[BEGIN]

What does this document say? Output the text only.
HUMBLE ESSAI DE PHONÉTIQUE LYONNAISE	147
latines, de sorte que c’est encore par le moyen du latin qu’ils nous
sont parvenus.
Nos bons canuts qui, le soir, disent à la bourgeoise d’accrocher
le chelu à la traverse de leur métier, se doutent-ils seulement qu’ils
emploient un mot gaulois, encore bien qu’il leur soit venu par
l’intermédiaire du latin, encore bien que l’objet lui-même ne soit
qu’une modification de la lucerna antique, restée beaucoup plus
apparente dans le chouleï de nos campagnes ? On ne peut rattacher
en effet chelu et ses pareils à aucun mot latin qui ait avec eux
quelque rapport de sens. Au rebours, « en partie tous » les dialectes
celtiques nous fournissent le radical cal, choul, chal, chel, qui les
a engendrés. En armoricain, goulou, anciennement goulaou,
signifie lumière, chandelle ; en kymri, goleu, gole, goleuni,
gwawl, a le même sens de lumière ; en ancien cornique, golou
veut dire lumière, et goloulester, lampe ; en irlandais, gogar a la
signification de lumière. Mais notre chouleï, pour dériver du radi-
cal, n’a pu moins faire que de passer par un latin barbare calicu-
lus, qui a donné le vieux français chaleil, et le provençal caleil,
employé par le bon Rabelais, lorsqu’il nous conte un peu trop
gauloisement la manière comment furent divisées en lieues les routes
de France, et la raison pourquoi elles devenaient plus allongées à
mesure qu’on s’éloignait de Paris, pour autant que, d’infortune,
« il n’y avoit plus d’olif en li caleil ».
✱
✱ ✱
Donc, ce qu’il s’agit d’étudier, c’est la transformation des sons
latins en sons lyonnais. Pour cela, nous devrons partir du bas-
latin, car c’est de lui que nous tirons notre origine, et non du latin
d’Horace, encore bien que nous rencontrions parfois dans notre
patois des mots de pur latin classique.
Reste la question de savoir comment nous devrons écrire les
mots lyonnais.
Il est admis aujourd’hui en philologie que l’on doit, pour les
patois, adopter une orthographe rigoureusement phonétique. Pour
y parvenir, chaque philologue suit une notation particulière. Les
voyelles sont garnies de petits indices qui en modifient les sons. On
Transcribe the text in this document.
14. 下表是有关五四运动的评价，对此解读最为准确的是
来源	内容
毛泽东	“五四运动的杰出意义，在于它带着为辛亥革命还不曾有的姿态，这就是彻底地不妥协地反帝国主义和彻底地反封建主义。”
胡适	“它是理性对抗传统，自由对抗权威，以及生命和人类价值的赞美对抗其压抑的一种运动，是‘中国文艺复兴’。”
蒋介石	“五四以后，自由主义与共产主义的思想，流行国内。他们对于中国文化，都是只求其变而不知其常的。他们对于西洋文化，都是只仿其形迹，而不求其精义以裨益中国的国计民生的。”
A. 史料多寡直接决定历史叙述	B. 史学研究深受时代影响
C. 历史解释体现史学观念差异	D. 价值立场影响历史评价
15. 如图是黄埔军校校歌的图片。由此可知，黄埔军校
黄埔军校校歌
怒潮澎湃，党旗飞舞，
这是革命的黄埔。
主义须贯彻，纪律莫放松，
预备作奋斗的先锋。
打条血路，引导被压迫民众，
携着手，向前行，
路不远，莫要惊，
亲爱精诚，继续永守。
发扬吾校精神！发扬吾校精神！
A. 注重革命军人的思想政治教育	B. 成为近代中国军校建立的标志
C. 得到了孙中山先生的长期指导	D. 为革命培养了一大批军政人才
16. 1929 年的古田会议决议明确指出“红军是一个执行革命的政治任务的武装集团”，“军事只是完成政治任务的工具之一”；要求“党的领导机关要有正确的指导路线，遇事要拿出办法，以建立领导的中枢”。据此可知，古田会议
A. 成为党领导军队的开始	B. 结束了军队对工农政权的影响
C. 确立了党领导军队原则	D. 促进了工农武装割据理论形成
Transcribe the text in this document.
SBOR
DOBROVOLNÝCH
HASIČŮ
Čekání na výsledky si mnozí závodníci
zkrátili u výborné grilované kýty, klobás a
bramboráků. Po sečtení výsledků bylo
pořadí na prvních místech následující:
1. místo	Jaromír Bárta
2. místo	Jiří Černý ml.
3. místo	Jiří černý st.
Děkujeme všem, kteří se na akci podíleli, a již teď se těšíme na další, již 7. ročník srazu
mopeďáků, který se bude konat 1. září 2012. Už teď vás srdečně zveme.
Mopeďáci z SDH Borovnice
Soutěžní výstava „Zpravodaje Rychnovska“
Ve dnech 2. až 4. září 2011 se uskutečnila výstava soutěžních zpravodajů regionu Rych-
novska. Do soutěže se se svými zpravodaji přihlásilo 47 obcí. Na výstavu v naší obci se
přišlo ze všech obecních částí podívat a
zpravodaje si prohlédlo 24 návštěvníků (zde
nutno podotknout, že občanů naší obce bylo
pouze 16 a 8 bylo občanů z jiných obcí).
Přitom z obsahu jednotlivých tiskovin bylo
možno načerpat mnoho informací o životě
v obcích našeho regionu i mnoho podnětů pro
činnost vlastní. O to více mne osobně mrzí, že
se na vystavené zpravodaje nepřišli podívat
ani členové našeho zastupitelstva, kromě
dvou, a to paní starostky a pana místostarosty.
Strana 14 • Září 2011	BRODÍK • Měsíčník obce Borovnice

[END]

To be done>
Pull out and copy each line containing the string "Borovnice".

Correct output>
Mopeďáci z SDH Borovnice
Strana 14 • Září 2011	BRODÍK • Měsíčník obce Borovnice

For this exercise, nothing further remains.